Records that describe figures
#####
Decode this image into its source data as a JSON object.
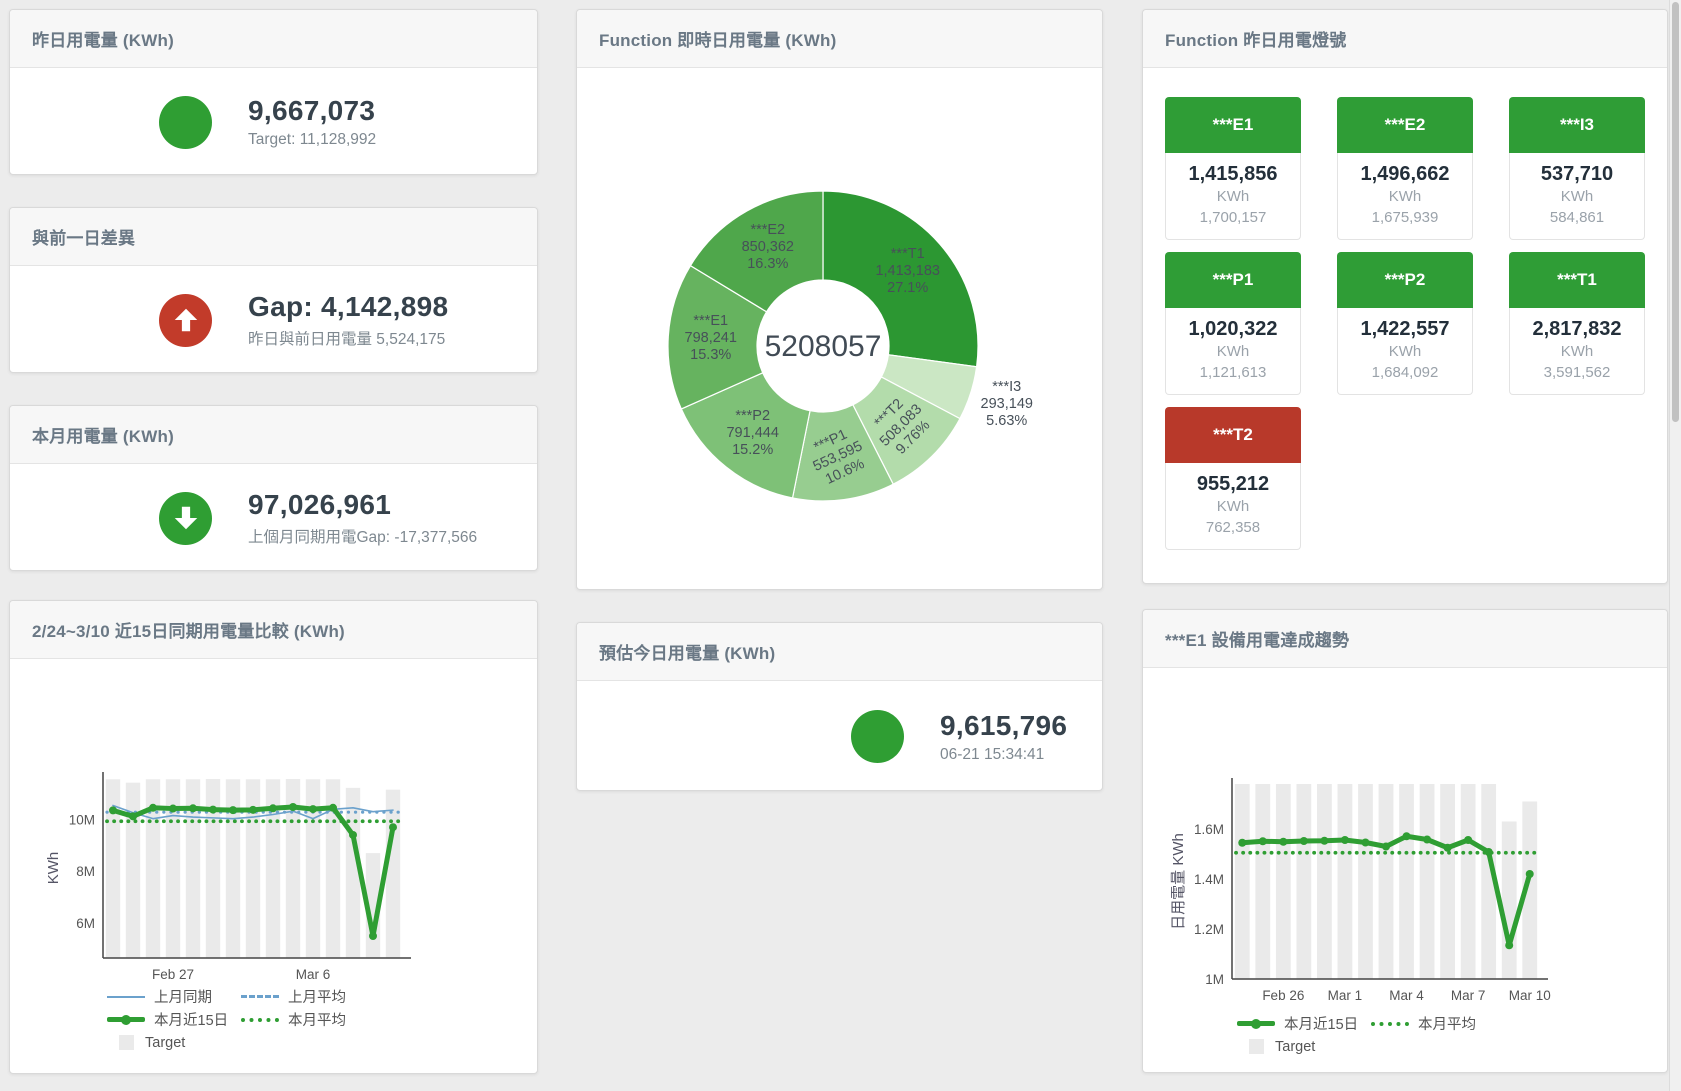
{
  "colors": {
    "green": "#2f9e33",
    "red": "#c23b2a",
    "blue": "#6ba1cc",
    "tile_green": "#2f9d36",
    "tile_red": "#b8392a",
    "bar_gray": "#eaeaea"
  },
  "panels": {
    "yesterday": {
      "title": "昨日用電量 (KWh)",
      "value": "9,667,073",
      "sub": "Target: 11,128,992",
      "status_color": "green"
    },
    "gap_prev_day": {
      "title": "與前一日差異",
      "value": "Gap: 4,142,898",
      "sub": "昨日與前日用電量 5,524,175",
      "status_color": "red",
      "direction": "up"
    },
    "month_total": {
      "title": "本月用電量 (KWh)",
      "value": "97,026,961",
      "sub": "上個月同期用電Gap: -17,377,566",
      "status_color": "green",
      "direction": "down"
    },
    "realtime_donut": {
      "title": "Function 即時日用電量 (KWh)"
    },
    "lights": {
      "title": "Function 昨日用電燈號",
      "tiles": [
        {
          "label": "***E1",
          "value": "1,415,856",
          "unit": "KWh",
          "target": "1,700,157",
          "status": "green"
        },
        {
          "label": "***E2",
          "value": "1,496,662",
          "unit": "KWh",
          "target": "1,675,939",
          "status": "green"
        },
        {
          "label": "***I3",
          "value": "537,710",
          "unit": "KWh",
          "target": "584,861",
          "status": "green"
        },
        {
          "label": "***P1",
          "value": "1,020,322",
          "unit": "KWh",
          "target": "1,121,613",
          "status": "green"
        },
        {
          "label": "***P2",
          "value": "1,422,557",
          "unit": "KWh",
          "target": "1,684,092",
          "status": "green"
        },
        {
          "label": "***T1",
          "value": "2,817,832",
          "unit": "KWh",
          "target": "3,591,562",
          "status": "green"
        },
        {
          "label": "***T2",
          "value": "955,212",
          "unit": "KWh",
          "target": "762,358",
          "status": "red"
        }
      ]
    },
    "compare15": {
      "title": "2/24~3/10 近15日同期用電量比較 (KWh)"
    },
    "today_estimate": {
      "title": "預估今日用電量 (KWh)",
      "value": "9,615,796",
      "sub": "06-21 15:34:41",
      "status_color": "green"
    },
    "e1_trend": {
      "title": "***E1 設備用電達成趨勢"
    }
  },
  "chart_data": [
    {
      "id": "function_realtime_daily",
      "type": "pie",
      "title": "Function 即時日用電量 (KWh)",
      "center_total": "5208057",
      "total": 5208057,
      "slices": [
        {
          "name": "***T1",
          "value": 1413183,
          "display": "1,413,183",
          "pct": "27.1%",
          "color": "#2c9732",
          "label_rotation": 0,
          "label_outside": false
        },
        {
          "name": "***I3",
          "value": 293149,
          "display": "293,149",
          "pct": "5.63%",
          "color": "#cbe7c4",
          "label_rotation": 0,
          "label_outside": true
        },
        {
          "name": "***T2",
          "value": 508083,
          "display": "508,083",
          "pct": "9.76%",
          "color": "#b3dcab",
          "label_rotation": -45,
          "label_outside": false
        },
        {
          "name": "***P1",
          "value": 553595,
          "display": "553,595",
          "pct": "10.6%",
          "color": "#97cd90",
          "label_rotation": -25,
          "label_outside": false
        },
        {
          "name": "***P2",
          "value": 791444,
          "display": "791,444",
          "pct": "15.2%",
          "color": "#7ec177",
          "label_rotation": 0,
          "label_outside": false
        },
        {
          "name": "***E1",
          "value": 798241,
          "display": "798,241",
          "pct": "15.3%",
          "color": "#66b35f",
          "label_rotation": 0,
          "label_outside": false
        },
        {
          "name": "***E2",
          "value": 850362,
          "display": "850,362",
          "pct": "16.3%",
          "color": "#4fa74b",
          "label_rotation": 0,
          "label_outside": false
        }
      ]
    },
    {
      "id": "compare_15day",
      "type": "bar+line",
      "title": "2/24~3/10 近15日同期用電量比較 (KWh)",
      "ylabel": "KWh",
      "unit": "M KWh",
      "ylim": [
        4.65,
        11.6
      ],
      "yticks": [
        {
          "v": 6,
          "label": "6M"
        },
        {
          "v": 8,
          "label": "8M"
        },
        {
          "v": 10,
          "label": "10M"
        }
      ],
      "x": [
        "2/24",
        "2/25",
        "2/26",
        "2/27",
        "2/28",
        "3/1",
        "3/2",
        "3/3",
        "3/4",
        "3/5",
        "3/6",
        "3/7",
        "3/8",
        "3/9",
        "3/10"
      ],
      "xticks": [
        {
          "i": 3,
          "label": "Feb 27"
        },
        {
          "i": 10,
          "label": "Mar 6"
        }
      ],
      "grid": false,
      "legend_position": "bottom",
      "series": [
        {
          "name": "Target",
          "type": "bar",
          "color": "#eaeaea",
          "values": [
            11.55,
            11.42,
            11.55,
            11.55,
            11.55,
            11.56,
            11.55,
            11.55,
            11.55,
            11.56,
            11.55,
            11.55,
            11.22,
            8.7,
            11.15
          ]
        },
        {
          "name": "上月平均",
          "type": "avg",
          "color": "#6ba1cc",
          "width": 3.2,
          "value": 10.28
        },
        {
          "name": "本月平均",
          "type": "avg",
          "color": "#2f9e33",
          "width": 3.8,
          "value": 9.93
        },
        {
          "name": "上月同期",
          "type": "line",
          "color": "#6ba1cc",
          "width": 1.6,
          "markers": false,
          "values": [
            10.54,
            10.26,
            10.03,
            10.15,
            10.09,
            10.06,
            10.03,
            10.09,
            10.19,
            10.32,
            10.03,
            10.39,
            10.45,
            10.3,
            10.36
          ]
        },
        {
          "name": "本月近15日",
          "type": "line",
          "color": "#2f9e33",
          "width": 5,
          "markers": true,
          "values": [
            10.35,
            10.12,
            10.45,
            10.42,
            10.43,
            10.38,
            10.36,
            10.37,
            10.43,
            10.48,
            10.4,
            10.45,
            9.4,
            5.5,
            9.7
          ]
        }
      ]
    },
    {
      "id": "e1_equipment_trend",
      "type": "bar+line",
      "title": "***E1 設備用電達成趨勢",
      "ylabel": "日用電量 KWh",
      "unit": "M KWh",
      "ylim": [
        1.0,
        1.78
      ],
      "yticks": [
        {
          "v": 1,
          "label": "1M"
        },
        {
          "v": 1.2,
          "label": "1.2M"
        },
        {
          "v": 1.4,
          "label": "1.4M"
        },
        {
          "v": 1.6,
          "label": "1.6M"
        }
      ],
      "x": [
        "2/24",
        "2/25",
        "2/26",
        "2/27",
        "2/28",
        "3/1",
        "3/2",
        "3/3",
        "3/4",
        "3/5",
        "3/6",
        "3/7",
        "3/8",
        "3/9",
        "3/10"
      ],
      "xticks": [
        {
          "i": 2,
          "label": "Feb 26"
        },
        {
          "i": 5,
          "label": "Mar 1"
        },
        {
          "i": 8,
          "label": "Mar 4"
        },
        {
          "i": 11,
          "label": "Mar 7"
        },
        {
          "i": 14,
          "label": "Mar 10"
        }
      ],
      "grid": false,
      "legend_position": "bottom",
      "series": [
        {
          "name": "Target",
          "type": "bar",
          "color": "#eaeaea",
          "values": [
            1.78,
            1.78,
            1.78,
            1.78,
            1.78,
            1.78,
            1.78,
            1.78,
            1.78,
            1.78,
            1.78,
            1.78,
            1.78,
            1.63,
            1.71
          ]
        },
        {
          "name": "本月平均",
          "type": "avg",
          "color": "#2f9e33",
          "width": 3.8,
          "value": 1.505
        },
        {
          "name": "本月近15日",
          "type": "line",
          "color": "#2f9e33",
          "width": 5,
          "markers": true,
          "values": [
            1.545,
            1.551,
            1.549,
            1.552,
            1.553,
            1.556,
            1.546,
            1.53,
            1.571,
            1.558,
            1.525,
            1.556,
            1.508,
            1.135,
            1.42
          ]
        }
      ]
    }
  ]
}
#####
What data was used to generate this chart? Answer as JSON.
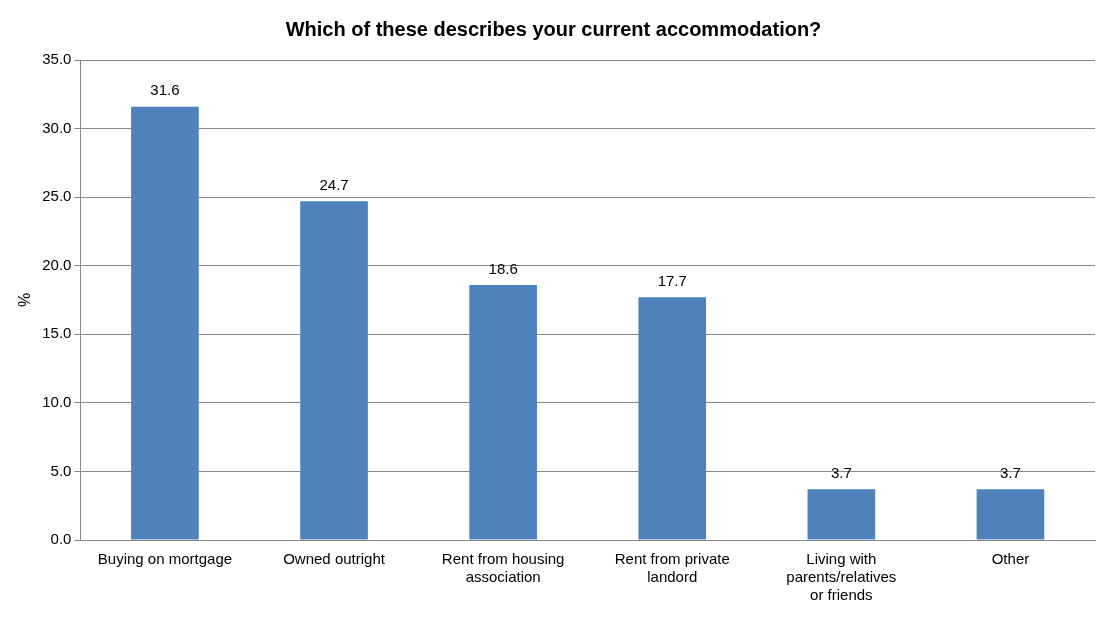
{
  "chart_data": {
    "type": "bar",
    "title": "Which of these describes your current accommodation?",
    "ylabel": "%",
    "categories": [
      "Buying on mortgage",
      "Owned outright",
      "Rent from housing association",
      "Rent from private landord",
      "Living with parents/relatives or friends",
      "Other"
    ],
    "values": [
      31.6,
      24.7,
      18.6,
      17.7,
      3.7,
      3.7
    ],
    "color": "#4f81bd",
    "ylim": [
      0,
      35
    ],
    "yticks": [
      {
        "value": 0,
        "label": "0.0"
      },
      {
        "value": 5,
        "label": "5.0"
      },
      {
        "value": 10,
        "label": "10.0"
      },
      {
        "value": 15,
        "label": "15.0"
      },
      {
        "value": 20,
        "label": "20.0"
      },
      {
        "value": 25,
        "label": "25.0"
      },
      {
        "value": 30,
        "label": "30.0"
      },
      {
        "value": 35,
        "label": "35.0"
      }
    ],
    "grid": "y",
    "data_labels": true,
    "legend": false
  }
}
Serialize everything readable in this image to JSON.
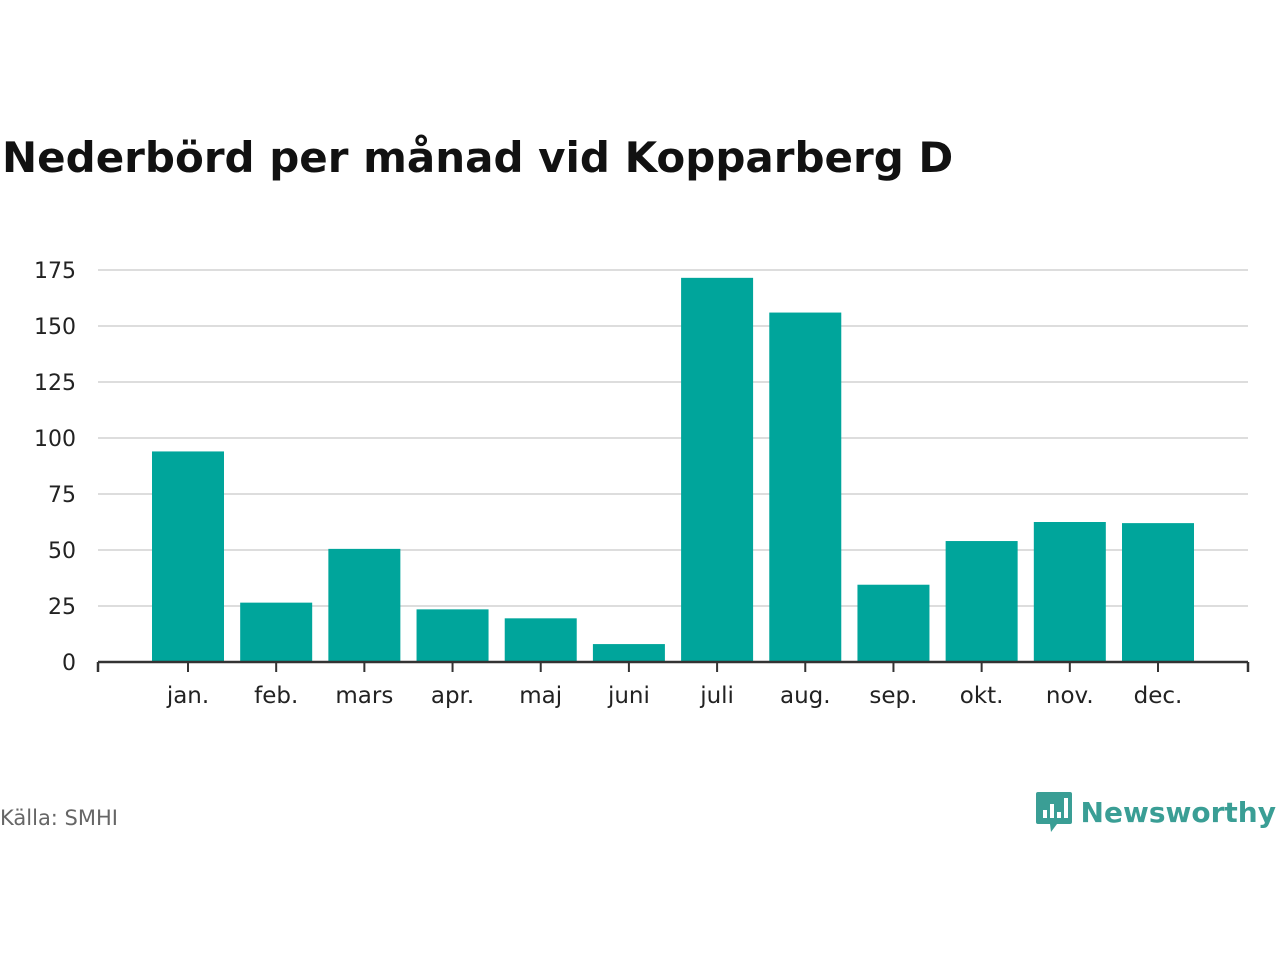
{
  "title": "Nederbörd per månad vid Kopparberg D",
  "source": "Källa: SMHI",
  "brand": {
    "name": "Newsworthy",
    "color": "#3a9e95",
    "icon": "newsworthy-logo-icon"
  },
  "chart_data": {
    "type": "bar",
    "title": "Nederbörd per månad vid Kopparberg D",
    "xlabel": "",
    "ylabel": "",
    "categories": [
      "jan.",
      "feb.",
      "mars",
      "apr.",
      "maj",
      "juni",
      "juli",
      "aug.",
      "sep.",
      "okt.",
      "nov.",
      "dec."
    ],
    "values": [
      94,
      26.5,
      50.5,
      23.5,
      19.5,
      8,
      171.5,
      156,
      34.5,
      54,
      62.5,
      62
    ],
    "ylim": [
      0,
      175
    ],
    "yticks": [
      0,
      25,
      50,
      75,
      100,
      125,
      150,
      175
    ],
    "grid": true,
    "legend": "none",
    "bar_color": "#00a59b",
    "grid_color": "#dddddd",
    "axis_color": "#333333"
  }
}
#####
§ TASK TO COMPLETE:
Give the number of lines in the entries that include the string "ylabel", and nothing more.

§ WRITTEN SOLUTION:
4